§ Problem statement: State how many lines contain "with", and write nothing except that count.

§ Dataset entries:
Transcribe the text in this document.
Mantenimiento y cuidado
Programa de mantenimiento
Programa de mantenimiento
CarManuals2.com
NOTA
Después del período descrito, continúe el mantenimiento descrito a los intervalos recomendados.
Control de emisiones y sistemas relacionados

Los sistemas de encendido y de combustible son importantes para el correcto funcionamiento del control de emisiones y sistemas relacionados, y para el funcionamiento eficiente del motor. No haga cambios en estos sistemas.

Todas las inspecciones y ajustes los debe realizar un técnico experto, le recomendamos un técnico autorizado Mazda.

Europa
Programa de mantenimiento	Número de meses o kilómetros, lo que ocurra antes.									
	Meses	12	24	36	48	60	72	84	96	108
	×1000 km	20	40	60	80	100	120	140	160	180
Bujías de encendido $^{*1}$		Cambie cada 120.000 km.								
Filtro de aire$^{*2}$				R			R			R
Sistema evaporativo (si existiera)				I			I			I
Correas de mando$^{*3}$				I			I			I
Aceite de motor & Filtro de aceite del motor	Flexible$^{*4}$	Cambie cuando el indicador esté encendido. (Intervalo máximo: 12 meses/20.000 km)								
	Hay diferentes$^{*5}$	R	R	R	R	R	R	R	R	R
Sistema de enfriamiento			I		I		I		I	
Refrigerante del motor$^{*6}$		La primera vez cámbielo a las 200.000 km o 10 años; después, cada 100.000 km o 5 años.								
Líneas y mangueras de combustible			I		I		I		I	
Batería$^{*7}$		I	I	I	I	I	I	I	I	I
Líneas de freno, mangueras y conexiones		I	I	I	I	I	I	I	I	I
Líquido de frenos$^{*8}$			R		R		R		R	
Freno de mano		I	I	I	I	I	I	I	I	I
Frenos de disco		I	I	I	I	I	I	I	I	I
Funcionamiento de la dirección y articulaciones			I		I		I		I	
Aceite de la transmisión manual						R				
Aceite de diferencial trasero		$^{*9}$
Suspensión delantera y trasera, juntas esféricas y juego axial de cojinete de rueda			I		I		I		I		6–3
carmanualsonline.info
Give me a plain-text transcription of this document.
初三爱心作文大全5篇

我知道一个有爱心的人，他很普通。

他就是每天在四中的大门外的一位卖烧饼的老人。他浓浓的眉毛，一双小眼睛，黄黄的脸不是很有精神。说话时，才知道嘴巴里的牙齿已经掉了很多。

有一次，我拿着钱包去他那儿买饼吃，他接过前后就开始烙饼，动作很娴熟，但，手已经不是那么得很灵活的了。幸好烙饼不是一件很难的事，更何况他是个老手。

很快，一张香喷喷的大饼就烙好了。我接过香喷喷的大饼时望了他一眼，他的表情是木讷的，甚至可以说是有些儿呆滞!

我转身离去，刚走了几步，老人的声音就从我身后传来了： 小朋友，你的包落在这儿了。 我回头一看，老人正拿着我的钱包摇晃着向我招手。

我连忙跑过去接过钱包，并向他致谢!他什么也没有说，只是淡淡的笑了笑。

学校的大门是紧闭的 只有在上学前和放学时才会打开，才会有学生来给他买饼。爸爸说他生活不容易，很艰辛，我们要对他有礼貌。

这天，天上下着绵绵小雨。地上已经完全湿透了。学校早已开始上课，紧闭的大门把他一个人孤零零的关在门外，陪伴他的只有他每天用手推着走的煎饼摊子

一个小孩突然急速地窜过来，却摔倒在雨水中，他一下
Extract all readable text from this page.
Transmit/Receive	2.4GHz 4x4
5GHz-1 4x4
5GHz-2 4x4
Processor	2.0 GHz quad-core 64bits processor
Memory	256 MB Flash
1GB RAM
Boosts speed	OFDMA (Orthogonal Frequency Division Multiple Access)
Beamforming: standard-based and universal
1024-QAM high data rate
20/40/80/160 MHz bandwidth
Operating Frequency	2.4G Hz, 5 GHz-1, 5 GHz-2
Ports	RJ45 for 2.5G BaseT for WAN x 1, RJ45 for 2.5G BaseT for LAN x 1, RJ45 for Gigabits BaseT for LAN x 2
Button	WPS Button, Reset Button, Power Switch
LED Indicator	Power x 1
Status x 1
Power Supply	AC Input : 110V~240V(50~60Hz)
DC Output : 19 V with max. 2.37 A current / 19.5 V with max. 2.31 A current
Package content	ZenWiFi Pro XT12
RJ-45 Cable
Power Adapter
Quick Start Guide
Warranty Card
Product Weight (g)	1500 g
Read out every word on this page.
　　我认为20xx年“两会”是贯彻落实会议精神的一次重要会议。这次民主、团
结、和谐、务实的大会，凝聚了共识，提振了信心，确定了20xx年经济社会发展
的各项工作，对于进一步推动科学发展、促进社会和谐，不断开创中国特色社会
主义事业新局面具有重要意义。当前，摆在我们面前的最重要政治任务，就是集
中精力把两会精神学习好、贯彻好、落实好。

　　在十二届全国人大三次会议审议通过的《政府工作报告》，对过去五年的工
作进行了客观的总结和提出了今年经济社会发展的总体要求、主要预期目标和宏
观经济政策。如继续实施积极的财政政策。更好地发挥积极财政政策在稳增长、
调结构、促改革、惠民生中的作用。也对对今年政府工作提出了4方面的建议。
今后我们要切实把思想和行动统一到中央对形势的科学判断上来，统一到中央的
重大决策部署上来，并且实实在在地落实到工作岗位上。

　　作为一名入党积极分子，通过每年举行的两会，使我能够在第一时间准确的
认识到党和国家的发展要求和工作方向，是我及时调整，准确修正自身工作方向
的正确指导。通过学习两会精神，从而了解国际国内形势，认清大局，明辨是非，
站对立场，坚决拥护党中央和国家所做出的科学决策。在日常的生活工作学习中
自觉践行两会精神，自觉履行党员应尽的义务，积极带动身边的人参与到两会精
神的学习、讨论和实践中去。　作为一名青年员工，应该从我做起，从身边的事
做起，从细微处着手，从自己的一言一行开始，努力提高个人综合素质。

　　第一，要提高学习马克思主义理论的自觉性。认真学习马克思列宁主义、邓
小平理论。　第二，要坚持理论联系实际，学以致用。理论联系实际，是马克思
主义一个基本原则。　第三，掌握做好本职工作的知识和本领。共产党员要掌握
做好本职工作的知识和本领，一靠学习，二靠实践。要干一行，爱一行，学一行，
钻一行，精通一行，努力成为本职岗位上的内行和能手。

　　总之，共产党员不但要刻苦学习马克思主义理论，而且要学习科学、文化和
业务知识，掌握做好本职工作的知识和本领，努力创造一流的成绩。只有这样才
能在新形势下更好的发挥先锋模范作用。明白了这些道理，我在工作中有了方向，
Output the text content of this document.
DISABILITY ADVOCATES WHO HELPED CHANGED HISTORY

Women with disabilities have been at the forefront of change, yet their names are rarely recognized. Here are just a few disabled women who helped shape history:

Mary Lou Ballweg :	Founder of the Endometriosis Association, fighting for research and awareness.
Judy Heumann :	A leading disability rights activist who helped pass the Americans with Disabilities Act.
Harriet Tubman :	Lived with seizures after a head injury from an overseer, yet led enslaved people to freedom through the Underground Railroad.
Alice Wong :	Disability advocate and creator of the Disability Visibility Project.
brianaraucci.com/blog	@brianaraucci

§ Solution: 4